OBJECTIVE:
Repeat, exactly and in full, the lines of the listing below, but without any pictures.

[Stored data entries]
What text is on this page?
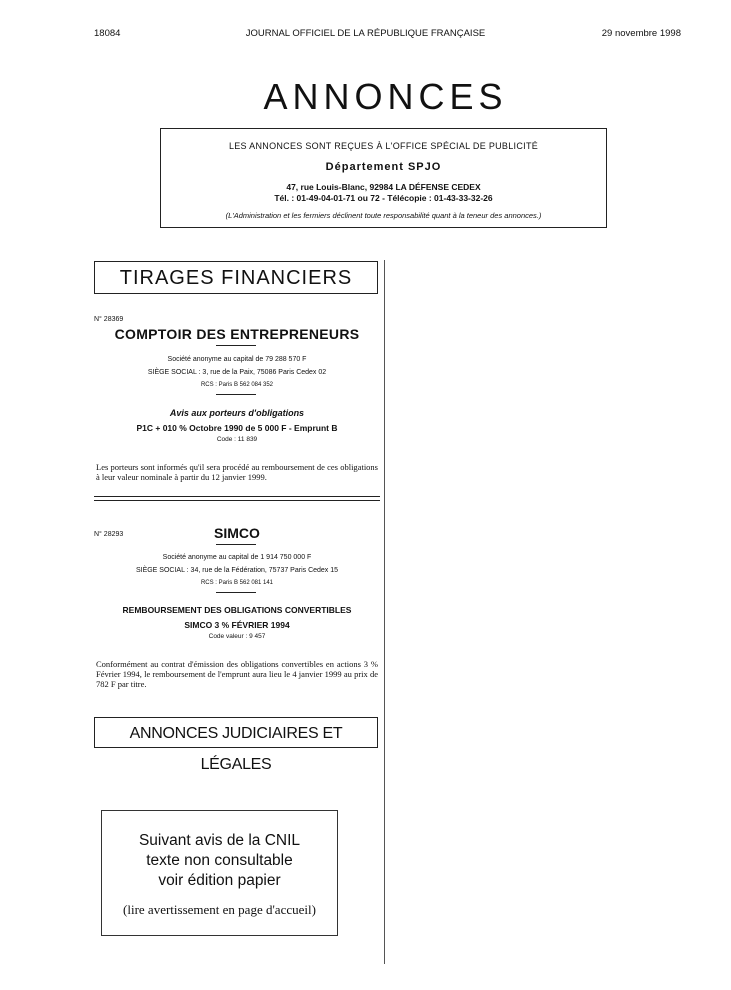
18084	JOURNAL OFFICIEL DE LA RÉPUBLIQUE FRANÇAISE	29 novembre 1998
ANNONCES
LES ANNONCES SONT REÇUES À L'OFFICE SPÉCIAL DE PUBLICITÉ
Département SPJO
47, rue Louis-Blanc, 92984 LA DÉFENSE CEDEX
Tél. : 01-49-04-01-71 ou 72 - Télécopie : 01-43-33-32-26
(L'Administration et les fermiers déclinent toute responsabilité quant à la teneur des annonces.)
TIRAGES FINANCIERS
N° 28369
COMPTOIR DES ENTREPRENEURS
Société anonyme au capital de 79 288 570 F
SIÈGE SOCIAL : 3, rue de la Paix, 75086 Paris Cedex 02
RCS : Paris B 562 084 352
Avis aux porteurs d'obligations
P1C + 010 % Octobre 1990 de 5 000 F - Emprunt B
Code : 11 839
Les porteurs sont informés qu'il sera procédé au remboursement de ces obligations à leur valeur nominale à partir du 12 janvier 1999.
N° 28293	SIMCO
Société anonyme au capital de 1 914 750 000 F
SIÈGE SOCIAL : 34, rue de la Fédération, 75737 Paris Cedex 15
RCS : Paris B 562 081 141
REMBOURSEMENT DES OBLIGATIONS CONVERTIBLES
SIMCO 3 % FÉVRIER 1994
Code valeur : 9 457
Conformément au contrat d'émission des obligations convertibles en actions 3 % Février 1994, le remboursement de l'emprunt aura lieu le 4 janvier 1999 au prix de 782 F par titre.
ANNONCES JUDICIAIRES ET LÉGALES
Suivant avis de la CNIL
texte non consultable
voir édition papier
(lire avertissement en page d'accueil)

EXERCISE ANSWER:
What text is on this page?
18084	JOURNAL OFFICIEL DE LA RÉPUBLIQUE FRANÇAISE	29 novembre 1998
ANNONCES
LES ANNONCES SONT REÇUES À L'OFFICE SPÉCIAL DE PUBLICITÉ
Département SPJO
47, rue Louis-Blanc, 92984 LA DÉFENSE CEDEX
Tél. : 01-49-04-01-71 ou 72 - Télécopie : 01-43-33-32-26
(L'Administration et les fermiers déclinent toute responsabilité quant à la teneur des annonces.)
TIRAGES FINANCIERS
N° 28369
COMPTOIR DES ENTREPRENEURS
Société anonyme au capital de 79 288 570 F
SIÈGE SOCIAL : 3, rue de la Paix, 75086 Paris Cedex 02
RCS : Paris B 562 084 352
Avis aux porteurs d'obligations
P1C + 010 % Octobre 1990 de 5 000 F - Emprunt B
Code : 11 839
Les porteurs sont informés qu'il sera procédé au remboursement de ces obligations à leur valeur nominale à partir du 12 janvier 1999.
N° 28293	SIMCO
Société anonyme au capital de 1 914 750 000 F
SIÈGE SOCIAL : 34, rue de la Fédération, 75737 Paris Cedex 15
RCS : Paris B 562 081 141
REMBOURSEMENT DES OBLIGATIONS CONVERTIBLES
SIMCO 3 % FÉVRIER 1994
Code valeur : 9 457
Conformément au contrat d'émission des obligations convertibles en actions 3 % Février 1994, le remboursement de l'emprunt aura lieu le 4 janvier 1999 au prix de 782 F par titre.
ANNONCES JUDICIAIRES ET LÉGALES
Suivant avis de la CNIL
texte non consultable
voir édition papier
(lire avertissement en page d'accueil)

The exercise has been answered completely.